__Problem to work on__. Copy each line where the word "Motor" occurs.

◇ ◇ ◇ ◇ ◇

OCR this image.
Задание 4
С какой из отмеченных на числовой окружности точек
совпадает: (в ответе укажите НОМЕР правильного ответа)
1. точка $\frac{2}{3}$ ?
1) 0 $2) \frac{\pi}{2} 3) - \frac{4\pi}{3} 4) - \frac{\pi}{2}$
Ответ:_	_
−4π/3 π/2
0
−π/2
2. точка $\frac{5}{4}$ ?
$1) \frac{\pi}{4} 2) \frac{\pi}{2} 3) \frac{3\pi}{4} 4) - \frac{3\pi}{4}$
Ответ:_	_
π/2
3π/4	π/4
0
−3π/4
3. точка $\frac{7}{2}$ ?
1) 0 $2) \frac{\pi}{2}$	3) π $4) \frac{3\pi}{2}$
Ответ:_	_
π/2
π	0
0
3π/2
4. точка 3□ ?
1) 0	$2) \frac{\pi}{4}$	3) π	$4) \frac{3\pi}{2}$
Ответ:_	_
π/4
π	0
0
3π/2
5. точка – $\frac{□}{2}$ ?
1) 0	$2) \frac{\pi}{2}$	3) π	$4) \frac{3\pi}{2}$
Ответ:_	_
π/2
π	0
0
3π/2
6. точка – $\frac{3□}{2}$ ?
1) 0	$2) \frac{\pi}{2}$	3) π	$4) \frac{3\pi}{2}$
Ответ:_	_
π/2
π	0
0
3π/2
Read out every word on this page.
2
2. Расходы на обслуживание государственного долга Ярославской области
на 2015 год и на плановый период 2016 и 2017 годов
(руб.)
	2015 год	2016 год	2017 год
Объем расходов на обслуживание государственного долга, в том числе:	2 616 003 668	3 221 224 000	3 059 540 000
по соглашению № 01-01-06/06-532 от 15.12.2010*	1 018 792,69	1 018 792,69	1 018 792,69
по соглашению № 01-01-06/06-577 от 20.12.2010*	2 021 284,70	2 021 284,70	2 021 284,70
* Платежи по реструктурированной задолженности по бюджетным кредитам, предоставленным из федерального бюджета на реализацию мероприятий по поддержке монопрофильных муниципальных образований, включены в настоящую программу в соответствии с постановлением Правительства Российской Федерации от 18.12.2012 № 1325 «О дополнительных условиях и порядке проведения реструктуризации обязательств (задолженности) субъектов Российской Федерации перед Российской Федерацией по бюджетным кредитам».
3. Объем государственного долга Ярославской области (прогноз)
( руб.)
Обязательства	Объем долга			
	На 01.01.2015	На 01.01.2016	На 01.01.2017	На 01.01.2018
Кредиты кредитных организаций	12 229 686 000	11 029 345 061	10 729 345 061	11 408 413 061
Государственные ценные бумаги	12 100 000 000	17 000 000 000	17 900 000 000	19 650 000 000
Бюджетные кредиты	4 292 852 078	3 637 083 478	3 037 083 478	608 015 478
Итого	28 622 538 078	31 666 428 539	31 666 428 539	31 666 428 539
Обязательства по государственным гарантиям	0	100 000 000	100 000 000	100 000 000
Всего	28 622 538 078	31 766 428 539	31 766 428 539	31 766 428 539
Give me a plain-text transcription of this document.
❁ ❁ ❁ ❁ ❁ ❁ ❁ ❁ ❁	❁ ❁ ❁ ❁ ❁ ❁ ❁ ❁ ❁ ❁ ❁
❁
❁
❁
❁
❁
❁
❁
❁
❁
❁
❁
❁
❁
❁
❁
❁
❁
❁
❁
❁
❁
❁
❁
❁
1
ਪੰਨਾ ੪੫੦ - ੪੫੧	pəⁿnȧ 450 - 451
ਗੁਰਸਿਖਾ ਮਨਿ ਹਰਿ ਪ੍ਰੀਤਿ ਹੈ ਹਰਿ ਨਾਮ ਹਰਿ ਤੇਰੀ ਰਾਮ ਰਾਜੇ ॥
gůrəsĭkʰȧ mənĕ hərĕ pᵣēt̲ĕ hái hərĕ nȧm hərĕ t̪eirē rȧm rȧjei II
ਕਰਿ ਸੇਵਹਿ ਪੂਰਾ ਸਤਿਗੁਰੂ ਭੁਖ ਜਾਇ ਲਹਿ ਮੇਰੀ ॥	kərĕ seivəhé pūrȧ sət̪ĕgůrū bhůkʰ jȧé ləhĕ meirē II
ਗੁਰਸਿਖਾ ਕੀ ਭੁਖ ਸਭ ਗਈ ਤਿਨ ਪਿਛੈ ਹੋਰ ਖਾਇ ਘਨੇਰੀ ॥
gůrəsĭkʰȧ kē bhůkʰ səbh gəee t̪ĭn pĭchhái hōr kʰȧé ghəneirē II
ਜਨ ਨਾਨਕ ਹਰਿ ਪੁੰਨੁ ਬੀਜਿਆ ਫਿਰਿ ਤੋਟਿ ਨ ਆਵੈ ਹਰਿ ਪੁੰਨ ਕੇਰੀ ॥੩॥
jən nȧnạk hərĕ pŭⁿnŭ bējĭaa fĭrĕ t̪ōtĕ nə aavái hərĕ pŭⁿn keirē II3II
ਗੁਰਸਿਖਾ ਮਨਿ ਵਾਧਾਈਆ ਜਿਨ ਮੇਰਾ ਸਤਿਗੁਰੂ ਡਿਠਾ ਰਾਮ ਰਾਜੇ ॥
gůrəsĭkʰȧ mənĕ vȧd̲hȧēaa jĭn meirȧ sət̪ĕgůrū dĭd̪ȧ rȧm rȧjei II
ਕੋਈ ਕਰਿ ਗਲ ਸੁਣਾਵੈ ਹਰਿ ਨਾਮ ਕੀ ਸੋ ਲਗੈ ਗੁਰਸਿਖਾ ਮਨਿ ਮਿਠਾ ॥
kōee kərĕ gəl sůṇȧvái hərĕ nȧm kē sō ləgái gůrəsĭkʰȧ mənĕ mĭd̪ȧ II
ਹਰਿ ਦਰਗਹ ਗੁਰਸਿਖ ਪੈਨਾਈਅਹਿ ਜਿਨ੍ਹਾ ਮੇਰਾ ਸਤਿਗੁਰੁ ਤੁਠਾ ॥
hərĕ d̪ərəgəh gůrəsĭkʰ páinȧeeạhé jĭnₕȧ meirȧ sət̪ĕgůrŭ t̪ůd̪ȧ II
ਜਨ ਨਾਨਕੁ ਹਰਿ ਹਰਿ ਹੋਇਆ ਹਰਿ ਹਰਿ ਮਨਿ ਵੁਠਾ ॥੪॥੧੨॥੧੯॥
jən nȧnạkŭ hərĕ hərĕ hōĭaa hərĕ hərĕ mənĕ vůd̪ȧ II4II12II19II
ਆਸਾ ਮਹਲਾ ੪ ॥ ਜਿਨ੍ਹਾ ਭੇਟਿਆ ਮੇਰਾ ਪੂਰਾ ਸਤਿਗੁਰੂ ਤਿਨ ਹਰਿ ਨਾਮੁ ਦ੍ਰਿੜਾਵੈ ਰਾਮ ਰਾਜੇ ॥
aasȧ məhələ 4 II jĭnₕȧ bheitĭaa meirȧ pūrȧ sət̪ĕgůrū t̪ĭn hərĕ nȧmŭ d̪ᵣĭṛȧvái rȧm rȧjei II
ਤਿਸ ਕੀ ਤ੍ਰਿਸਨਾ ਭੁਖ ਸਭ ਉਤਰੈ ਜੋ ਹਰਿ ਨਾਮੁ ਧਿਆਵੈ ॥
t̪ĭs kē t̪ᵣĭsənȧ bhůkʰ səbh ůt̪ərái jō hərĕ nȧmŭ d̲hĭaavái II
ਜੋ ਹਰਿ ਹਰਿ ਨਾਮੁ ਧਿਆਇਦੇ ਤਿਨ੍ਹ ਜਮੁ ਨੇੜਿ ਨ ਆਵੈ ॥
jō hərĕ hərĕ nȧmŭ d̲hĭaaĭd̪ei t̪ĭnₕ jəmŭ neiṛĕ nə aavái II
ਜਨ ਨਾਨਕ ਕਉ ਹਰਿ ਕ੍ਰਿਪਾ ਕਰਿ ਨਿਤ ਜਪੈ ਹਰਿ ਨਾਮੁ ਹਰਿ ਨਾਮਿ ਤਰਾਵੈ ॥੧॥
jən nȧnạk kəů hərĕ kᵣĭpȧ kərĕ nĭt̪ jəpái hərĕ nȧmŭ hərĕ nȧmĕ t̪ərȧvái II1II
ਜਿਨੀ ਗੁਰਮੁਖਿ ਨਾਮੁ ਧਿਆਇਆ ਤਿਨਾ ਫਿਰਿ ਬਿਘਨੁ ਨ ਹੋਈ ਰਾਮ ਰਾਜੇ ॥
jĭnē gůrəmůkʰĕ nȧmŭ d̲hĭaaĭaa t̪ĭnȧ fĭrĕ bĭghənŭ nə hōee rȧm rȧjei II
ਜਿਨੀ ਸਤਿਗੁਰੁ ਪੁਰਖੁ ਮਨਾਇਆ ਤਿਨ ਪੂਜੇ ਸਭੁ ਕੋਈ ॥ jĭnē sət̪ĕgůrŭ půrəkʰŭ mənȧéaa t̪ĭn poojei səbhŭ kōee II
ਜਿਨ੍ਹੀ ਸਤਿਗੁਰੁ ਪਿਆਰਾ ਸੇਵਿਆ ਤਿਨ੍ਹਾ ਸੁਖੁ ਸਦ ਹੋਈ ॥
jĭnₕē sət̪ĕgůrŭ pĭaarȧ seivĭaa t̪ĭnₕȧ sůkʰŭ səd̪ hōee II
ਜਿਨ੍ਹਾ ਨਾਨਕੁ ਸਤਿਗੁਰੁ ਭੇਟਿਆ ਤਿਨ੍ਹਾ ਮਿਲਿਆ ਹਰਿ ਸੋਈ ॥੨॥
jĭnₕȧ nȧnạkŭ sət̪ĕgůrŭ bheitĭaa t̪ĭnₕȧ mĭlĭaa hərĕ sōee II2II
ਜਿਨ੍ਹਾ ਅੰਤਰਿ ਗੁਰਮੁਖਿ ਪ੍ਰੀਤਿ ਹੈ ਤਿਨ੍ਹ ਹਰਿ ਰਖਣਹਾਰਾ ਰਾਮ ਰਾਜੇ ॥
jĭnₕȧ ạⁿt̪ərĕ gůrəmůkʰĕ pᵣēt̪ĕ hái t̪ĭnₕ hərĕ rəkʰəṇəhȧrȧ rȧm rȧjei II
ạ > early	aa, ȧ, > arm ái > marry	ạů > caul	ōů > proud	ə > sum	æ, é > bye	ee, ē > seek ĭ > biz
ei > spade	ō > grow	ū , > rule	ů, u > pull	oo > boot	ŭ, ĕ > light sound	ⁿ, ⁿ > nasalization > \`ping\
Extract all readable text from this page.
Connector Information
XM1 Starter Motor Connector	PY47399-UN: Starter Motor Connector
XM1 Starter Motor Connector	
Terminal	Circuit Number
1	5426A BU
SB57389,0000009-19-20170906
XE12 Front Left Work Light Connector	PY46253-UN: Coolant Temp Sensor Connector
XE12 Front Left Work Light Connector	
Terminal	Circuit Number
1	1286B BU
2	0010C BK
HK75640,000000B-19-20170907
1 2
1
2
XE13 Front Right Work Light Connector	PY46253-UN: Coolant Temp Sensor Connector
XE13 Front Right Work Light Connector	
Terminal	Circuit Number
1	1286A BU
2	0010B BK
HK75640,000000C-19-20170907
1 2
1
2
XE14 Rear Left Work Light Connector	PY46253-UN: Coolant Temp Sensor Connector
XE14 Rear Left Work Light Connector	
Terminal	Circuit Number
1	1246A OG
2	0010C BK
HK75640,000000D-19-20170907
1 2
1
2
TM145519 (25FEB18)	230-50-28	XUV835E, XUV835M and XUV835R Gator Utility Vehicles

◇ ◇ ◇ ◇ ◇

__Reply__.
XM1 Starter Motor Connector	PY47399-UN: Starter Motor Connector
XM1 Starter Motor Connector	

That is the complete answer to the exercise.